Extracted data entries
-- start --

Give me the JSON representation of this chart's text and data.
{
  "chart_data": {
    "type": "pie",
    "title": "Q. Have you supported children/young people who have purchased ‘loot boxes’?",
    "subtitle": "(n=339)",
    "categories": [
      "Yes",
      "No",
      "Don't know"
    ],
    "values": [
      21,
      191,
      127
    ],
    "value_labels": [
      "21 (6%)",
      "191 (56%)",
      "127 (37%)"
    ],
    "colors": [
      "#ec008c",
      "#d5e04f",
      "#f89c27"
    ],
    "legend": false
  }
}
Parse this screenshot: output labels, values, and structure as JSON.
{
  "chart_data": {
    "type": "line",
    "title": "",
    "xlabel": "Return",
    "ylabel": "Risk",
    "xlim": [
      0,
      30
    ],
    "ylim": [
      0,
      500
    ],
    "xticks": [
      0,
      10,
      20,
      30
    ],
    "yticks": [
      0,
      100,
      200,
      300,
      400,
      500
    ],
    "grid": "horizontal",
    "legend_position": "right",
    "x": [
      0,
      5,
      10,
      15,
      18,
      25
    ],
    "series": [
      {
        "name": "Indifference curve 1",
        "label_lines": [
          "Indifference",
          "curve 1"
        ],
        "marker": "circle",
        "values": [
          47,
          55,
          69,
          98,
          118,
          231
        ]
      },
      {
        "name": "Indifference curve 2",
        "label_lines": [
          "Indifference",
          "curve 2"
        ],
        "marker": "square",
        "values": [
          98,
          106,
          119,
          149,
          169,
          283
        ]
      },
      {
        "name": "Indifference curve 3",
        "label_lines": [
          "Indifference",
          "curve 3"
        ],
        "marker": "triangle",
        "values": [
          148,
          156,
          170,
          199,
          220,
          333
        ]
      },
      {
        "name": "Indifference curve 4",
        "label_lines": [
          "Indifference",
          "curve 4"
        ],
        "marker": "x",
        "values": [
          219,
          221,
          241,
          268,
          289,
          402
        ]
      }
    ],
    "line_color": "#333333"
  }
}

-- end --

▶ **EXERCISE TASK**
Repeat each of the entries above precisely as given.

▶ **TASK OUTPUT**
Give me the JSON representation of this chart's text and data.
{
  "chart_data": {
    "type": "pie",
    "title": "Q. Have you supported children/young people who have purchased ‘loot boxes’?",
    "subtitle": "(n=339)",
    "categories": [
      "Yes",
      "No",
      "Don't know"
    ],
    "values": [
      21,
      191,
      127
    ],
    "value_labels": [
      "21 (6%)",
      "191 (56%)",
      "127 (37%)"
    ],
    "colors": [
      "#ec008c",
      "#d5e04f",
      "#f89c27"
    ],
    "legend": false
  }
}
Parse this screenshot: output labels, values, and structure as JSON.
{
  "chart_data": {
    "type": "line",
    "title": "",
    "xlabel": "Return",
    "ylabel": "Risk",
    "xlim": [
      0,
      30
    ],
    "ylim": [
      0,
      500
    ],
    "xticks": [
      0,
      10,
      20,
      30
    ],
    "yticks": [
      0,
      100,
      200,
      300,
      400,
      500
    ],
    "grid": "horizontal",
    "legend_position": "right",
    "x": [
      0,
      5,
      10,
      15,
      18,
      25
    ],
    "series": [
      {
        "name": "Indifference curve 1",
        "label_lines": [
          "Indifference",
          "curve 1"
        ],
        "marker": "circle",
        "values": [
          47,
          55,
          69,
          98,
          118,
          231
        ]
      },
      {
        "name": "Indifference curve 2",
        "label_lines": [
          "Indifference",
          "curve 2"
        ],
        "marker": "square",
        "values": [
          98,
          106,
          119,
          149,
          169,
          283
        ]
      },
      {
        "name": "Indifference curve 3",
        "label_lines": [
          "Indifference",
          "curve 3"
        ],
        "marker": "triangle",
        "values": [
          148,
          156,
          170,
          199,
          220,
          333
        ]
      },
      {
        "name": "Indifference curve 4",
        "label_lines": [
          "Indifference",
          "curve 4"
        ],
        "marker": "x",
        "values": [
          219,
          221,
          241,
          268,
          289,
          402
        ]
      }
    ],
    "line_color": "#333333"
  }
}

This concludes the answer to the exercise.